Copy the records below exactly, leaving out any pictures.

-- start of Given data --

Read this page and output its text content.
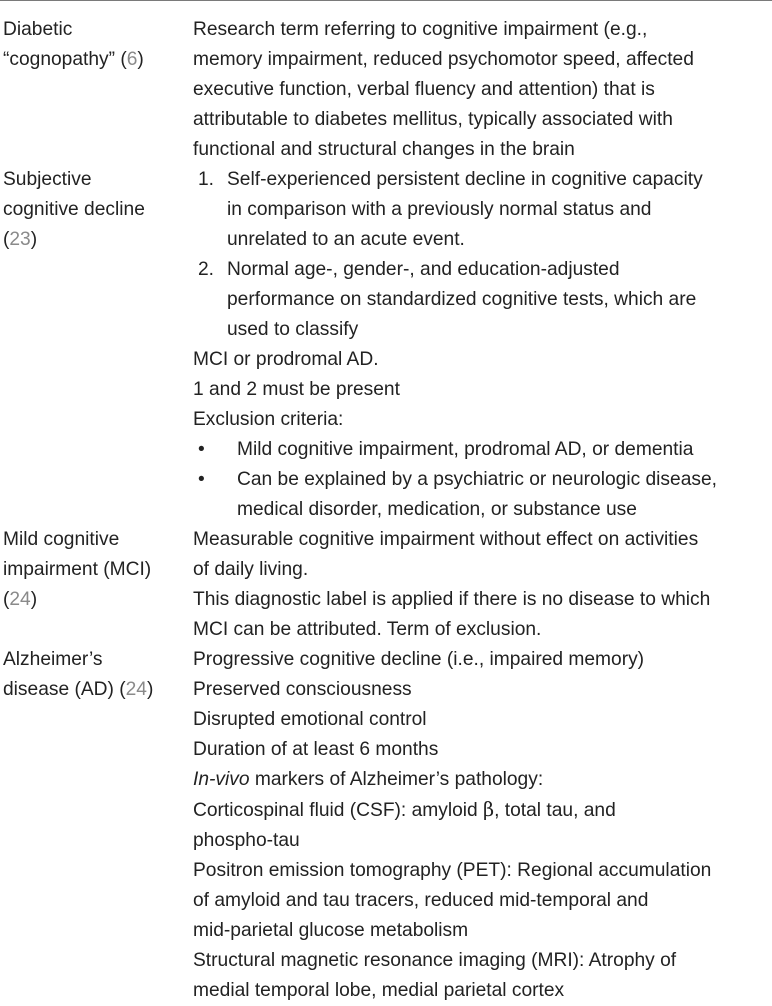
Diabetic
“cognopathy” (6)
Research term referring to cognitive impairment (e.g.,
memory impairment, reduced psychomotor speed, affected
executive function, verbal fluency and attention) that is
attributable to diabetes mellitus, typically associated with
functional and structural changes in the brain
Subjective
cognitive decline
(23)
1. Self-experienced persistent decline in cognitive capacity
in comparison with a previously normal status and
unrelated to an acute event.
2. Normal age-, gender-, and education-adjusted
performance on standardized cognitive tests, which are
used to classify
MCI or prodromal AD.
1 and 2 must be present
Exclusion criteria:
•	Mild cognitive impairment, prodromal AD, or dementia
•	Can be explained by a psychiatric or neurologic disease,
medical disorder, medication, or substance use
Mild cognitive
impairment (MCI)
(24)
Measurable cognitive impairment without effect on activities
of daily living.
This diagnostic label is applied if there is no disease to which
MCI can be attributed. Term of exclusion.
Alzheimer’s
disease (AD) (24)
Progressive cognitive decline (i.e., impaired memory)
Preserved consciousness
Disrupted emotional control
Duration of at least 6 months
In-vivo markers of Alzheimer’s pathology:
Corticospinal fluid (CSF): amyloid β, total tau, and
phospho-tau
Positron emission tomography (PET): Regional accumulation
of amyloid and tau tracers, reduced mid-temporal and
mid-parietal glucose metabolism
Structural magnetic resonance imaging (MRI): Atrophy of
medial temporal lobe, medial parietal cortex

-- end of Given data --

Task answer =
Read this page and output its text content.
Diabetic
“cognopathy” (6)
Research term referring to cognitive impairment (e.g.,
memory impairment, reduced psychomotor speed, affected
executive function, verbal fluency and attention) that is
attributable to diabetes mellitus, typically associated with
functional and structural changes in the brain
Subjective
cognitive decline
(23)
1. Self-experienced persistent decline in cognitive capacity
in comparison with a previously normal status and
unrelated to an acute event.
2. Normal age-, gender-, and education-adjusted
performance on standardized cognitive tests, which are
used to classify
MCI or prodromal AD.
1 and 2 must be present
Exclusion criteria:
•	Mild cognitive impairment, prodromal AD, or dementia
•	Can be explained by a psychiatric or neurologic disease,
medical disorder, medication, or substance use
Mild cognitive
impairment (MCI)
(24)
Measurable cognitive impairment without effect on activities
of daily living.
This diagnostic label is applied if there is no disease to which
MCI can be attributed. Term of exclusion.
Alzheimer’s
disease (AD) (24)
Progressive cognitive decline (i.e., impaired memory)
Preserved consciousness
Disrupted emotional control
Duration of at least 6 months
In-vivo markers of Alzheimer’s pathology:
Corticospinal fluid (CSF): amyloid β, total tau, and
phospho-tau
Positron emission tomography (PET): Regional accumulation
of amyloid and tau tracers, reduced mid-temporal and
mid-parietal glucose metabolism
Structural magnetic resonance imaging (MRI): Atrophy of
medial temporal lobe, medial parietal cortex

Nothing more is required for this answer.